== WHAT IS ASKED ==
Reproduce the rows below, substituting "Neukum scale" for every occurrence of "Neukum Skala" and leaving all other text unchanged.

Collection entries
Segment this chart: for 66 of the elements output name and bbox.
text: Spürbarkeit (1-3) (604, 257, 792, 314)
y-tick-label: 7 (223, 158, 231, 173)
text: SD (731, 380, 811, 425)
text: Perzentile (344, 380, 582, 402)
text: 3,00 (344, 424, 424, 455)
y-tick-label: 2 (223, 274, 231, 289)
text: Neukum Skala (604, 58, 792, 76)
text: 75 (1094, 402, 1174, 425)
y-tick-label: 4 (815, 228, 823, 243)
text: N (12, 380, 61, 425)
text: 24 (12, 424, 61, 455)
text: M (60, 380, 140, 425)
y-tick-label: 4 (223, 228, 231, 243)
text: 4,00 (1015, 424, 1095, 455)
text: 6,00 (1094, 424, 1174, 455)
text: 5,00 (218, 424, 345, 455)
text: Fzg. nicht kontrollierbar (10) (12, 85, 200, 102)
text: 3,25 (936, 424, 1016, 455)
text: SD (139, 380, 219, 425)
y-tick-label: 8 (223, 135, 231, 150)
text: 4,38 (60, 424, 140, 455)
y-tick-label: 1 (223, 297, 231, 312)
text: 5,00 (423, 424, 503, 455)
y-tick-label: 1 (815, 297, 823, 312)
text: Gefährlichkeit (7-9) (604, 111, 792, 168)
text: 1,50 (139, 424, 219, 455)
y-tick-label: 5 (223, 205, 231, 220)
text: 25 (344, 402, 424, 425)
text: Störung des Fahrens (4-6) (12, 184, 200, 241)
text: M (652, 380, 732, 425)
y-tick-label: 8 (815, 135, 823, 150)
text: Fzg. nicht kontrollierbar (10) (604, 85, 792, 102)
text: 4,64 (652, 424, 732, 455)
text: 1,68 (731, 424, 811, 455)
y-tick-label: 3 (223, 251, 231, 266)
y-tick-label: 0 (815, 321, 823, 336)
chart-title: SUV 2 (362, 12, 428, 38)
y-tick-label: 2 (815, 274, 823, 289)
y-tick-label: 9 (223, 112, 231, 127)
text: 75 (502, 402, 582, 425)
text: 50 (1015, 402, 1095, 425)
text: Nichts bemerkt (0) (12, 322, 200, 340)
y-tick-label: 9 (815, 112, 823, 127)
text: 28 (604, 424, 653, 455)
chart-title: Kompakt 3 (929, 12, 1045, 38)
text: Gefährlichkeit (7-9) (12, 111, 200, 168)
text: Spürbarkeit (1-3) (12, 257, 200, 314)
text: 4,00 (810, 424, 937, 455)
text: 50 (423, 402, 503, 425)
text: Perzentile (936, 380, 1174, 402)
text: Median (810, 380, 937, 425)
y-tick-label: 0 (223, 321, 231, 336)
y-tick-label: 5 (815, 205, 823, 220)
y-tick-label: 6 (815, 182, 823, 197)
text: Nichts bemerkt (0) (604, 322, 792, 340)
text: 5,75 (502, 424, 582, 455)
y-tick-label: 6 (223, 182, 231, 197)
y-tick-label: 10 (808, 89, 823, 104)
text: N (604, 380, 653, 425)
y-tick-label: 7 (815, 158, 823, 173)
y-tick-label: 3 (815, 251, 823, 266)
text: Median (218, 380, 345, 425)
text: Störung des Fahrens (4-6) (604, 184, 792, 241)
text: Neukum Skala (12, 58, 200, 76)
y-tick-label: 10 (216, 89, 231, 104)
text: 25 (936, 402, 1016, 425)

== TASK OUTPUT ==
Segment this chart: for 66 of the elements output name and bbox.
text: Spürbarkeit (1-3) (604, 257, 792, 314)
y-tick-label: 7 (223, 158, 231, 173)
text: SD (731, 380, 811, 425)
text: Perzentile (344, 380, 582, 402)
text: 3,00 (344, 424, 424, 455)
y-tick-label: 2 (223, 274, 231, 289)
text: Neukum scale (604, 58, 792, 76)
text: 75 (1094, 402, 1174, 425)
y-tick-label: 4 (815, 228, 823, 243)
text: N (12, 380, 61, 425)
text: 24 (12, 424, 61, 455)
text: M (60, 380, 140, 425)
y-tick-label: 4 (223, 228, 231, 243)
text: 4,00 (1015, 424, 1095, 455)
text: 6,00 (1094, 424, 1174, 455)
text: 5,00 (218, 424, 345, 455)
text: Fzg. nicht kontrollierbar (10) (12, 85, 200, 102)
text: 3,25 (936, 424, 1016, 455)
text: SD (139, 380, 219, 425)
y-tick-label: 8 (223, 135, 231, 150)
text: 4,38 (60, 424, 140, 455)
y-tick-label: 1 (223, 297, 231, 312)
text: 5,00 (423, 424, 503, 455)
y-tick-label: 1 (815, 297, 823, 312)
text: Gefährlichkeit (7-9) (604, 111, 792, 168)
text: 1,50 (139, 424, 219, 455)
y-tick-label: 5 (223, 205, 231, 220)
text: 25 (344, 402, 424, 425)
text: Störung des Fahrens (4-6) (12, 184, 200, 241)
text: M (652, 380, 732, 425)
y-tick-label: 8 (815, 135, 823, 150)
text: Fzg. nicht kontrollierbar (10) (604, 85, 792, 102)
text: 4,64 (652, 424, 732, 455)
text: 1,68 (731, 424, 811, 455)
y-tick-label: 3 (223, 251, 231, 266)
y-tick-label: 0 (815, 321, 823, 336)
chart-title: SUV 2 (362, 12, 428, 38)
y-tick-label: 2 (815, 274, 823, 289)
y-tick-label: 9 (223, 112, 231, 127)
text: 75 (502, 402, 582, 425)
text: 50 (1015, 402, 1095, 425)
text: Nichts bemerkt (0) (12, 322, 200, 340)
y-tick-label: 9 (815, 112, 823, 127)
text: 28 (604, 424, 653, 455)
chart-title: Kompakt 3 (929, 12, 1045, 38)
text: Gefährlichkeit (7-9) (12, 111, 200, 168)
text: Spürbarkeit (1-3) (12, 257, 200, 314)
text: 4,00 (810, 424, 937, 455)
text: 50 (423, 402, 503, 425)
text: Perzentile (936, 380, 1174, 402)
text: Median (810, 380, 937, 425)
y-tick-label: 0 (223, 321, 231, 336)
y-tick-label: 5 (815, 205, 823, 220)
y-tick-label: 6 (815, 182, 823, 197)
text: Nichts bemerkt (0) (604, 322, 792, 340)
text: 5,75 (502, 424, 582, 455)
y-tick-label: 6 (223, 182, 231, 197)
y-tick-label: 10 (808, 89, 823, 104)
text: N (604, 380, 653, 425)
y-tick-label: 7 (815, 158, 823, 173)
y-tick-label: 3 (815, 251, 823, 266)
text: Median (218, 380, 345, 425)
text: Störung des Fahrens (4-6) (604, 184, 792, 241)
text: Neukum scale (12, 58, 200, 76)
y-tick-label: 10 (216, 89, 231, 104)
text: 25 (936, 402, 1016, 425)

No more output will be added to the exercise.